WHAT IS EXPECTED:
Retype all of the listing exactly, passing over any picture you find.

EXERCISE DATA:

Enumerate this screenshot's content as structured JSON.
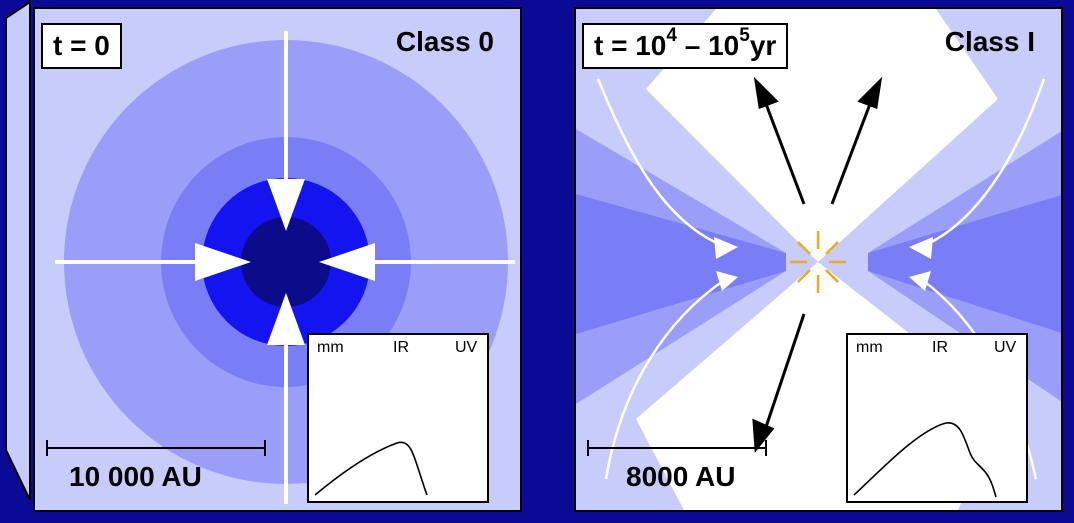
{
  "colors": {
    "background": "#0a0a96",
    "panel_fill": "#c8ccfa",
    "envelope_outer": "#9a9ef8",
    "envelope_mid": "#7a7ef6",
    "envelope_inner": "#1414f0",
    "core": "#0c0c8a",
    "star": "#f0a820"
  },
  "left_panel": {
    "time_label": "t = 0",
    "class_label": "Class 0",
    "scale_label": "10 000 AU",
    "sed": {
      "axis_labels": [
        "mm",
        "IR",
        "UV"
      ]
    }
  },
  "right_panel": {
    "time_prefix": "t = 10",
    "time_exp1": "4",
    "time_dash": " – 10",
    "time_exp2": "5",
    "time_unit": "yr",
    "class_label": "Class I",
    "scale_label": "8000 AU",
    "sed": {
      "axis_labels": [
        "mm",
        "IR",
        "UV"
      ]
    }
  }
}
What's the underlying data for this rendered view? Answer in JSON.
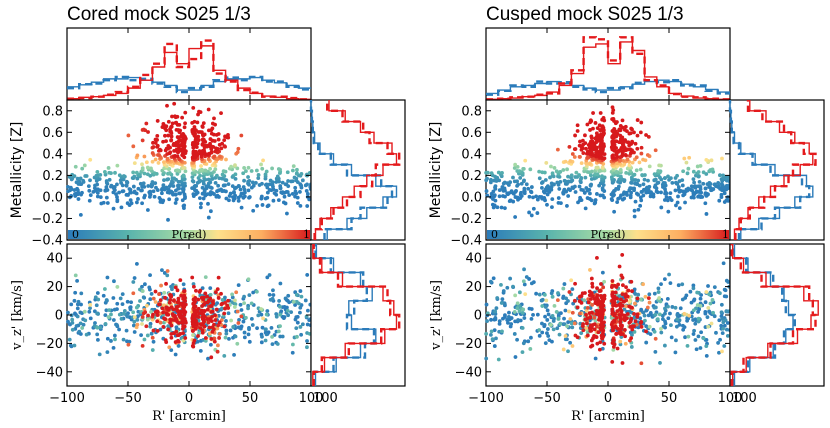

WRITTEN RESPONSE:
Enumerate this screenshot's content as structured JSON.
{
  "colors": {
    "background": "#0a0a96",
    "panel_fill": "#c8ccfa",
    "envelope_outer": "#9a9ef8",
    "envelope_mid": "#7a7ef6",
    "envelope_inner": "#1414f0",
    "core": "#0c0c8a",
    "star": "#f0a820"
  },
  "left_panel": {
    "time_label": "t = 0",
    "class_label": "Class 0",
    "scale_label": "10 000 AU",
    "sed": {
      "axis_labels": [
        "mm",
        "IR",
        "UV"
      ]
    }
  },
  "right_panel": {
    "time_prefix": "t = 10",
    "time_exp1": "4",
    "time_dash": " – 10",
    "time_exp2": "5",
    "time_unit": "yr",
    "class_label": "Class I",
    "scale_label": "8000 AU",
    "sed": {
      "axis_labels": [
        "mm",
        "IR",
        "UV"
      ]
    }
  }
}
What's the underlying data for this rendered view? Answer in JSON.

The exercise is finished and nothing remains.